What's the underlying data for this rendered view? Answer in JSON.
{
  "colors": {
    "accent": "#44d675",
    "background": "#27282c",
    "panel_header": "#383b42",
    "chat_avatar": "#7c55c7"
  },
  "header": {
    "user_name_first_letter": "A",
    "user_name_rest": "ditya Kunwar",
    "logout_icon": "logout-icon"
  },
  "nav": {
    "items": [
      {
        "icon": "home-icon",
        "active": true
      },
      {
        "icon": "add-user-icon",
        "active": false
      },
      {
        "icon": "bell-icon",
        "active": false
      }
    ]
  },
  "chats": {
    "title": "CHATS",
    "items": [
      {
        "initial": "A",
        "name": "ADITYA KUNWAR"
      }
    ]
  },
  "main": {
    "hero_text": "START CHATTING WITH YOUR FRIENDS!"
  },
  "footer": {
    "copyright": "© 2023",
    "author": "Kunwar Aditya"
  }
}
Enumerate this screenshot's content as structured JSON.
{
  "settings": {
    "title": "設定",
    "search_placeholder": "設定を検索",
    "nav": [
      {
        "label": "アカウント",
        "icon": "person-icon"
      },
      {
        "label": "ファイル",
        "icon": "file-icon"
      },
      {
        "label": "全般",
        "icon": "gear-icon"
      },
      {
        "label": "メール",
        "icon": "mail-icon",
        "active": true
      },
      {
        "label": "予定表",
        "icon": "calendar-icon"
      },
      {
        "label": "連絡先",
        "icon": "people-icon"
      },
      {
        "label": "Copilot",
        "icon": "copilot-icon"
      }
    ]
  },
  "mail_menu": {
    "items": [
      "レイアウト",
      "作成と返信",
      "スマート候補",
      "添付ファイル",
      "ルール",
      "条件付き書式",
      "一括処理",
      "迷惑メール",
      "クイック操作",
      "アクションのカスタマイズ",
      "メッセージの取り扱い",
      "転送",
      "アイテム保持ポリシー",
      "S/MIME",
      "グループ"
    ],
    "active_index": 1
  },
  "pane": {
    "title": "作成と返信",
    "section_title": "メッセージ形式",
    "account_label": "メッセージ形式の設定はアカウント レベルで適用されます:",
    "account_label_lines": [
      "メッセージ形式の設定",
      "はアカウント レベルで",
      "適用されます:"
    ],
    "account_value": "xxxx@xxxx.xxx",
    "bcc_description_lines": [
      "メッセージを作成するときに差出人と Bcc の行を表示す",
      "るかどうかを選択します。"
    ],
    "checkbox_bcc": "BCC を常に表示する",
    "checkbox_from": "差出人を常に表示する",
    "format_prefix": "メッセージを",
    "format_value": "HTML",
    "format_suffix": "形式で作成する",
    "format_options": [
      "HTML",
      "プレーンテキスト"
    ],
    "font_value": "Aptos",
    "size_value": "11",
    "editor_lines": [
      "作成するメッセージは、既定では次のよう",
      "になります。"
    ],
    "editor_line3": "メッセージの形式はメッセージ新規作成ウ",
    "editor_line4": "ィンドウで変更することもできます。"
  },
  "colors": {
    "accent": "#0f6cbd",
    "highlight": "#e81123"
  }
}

- - - - - - -

● DIRECTIONS FOR THIS TASK:
With both ends included, please retype exactly the lines from the line containing "Enumerate this screenshot's" to the final line of the data.

● WRITTEN RESPONSE:
Enumerate this screenshot's content as structured JSON.
{
  "settings": {
    "title": "設定",
    "search_placeholder": "設定を検索",
    "nav": [
      {
        "label": "アカウント",
        "icon": "person-icon"
      },
      {
        "label": "ファイル",
        "icon": "file-icon"
      },
      {
        "label": "全般",
        "icon": "gear-icon"
      },
      {
        "label": "メール",
        "icon": "mail-icon",
        "active": true
      },
      {
        "label": "予定表",
        "icon": "calendar-icon"
      },
      {
        "label": "連絡先",
        "icon": "people-icon"
      },
      {
        "label": "Copilot",
        "icon": "copilot-icon"
      }
    ]
  },
  "mail_menu": {
    "items": [
      "レイアウト",
      "作成と返信",
      "スマート候補",
      "添付ファイル",
      "ルール",
      "条件付き書式",
      "一括処理",
      "迷惑メール",
      "クイック操作",
      "アクションのカスタマイズ",
      "メッセージの取り扱い",
      "転送",
      "アイテム保持ポリシー",
      "S/MIME",
      "グループ"
    ],
    "active_index": 1
  },
  "pane": {
    "title": "作成と返信",
    "section_title": "メッセージ形式",
    "account_label": "メッセージ形式の設定はアカウント レベルで適用されます:",
    "account_label_lines": [
      "メッセージ形式の設定",
      "はアカウント レベルで",
      "適用されます:"
    ],
    "account_value": "xxxx@xxxx.xxx",
    "bcc_description_lines": [
      "メッセージを作成するときに差出人と Bcc の行を表示す",
      "るかどうかを選択します。"
    ],
    "checkbox_bcc": "BCC を常に表示する",
    "checkbox_from": "差出人を常に表示する",
    "format_prefix": "メッセージを",
    "format_value": "HTML",
    "format_suffix": "形式で作成する",
    "format_options": [
      "HTML",
      "プレーンテキスト"
    ],
    "font_value": "Aptos",
    "size_value": "11",
    "editor_lines": [
      "作成するメッセージは、既定では次のよう",
      "になります。"
    ],
    "editor_line3": "メッセージの形式はメッセージ新規作成ウ",
    "editor_line4": "ィンドウで変更することもできます。"
  },
  "colors": {
    "accent": "#0f6cbd",
    "highlight": "#e81123"
  }
}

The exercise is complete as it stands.